* _Records provided_
:::

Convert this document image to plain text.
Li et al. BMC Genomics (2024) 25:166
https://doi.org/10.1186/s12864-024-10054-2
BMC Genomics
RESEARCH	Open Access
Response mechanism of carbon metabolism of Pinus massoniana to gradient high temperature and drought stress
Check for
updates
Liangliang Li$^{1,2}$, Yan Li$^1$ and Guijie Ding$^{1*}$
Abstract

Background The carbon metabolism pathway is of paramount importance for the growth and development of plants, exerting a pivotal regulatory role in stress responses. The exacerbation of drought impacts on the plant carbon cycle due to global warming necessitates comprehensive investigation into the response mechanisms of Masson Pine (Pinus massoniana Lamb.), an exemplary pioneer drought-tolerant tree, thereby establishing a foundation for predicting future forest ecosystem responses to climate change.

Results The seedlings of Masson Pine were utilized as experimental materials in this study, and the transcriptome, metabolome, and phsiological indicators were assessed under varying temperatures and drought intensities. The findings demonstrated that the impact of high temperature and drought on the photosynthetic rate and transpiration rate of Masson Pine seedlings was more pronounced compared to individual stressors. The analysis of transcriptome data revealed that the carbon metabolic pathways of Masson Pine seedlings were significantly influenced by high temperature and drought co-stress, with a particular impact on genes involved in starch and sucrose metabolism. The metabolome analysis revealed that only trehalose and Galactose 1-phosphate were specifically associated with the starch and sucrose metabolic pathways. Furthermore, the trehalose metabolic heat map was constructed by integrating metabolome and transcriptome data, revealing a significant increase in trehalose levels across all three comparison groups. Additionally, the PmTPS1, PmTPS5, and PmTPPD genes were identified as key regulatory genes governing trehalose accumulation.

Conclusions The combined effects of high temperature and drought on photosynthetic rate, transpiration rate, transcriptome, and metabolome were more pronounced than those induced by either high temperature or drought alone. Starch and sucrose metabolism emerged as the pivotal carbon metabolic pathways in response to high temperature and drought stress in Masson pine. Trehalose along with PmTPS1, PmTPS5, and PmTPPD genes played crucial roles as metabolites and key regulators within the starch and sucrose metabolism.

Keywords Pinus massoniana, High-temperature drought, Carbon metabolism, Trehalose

:::

Check each line of the listing above. Copy the ones with the word "this".

* _Your solution_
Convert this document image to plain text.
Results The seedlings of Masson Pine were utilized as experimental materials in this study, and the transcriptome, metabolome, and phsiological indicators were assessed under varying temperatures and drought intensities. The findings demonstrated that the impact of high temperature and drought on the photosynthetic rate and transpiration rate of Masson Pine seedlings was more pronounced compared to individual stressors. The analysis of transcriptome data revealed that the carbon metabolic pathways of Masson Pine seedlings were significantly influenced by high temperature and drought co-stress, with a particular impact on genes involved in starch and sucrose metabolism. The metabolome analysis revealed that only trehalose and Galactose 1-phosphate were specifically associated with the starch and sucrose metabolic pathways. Furthermore, the trehalose metabolic heat map was constructed by integrating metabolome and transcriptome data, revealing a significant increase in trehalose levels across all three comparison groups. Additionally, the PmTPS1, PmTPS5, and PmTPPD genes were identified as key regulatory genes governing trehalose accumulation.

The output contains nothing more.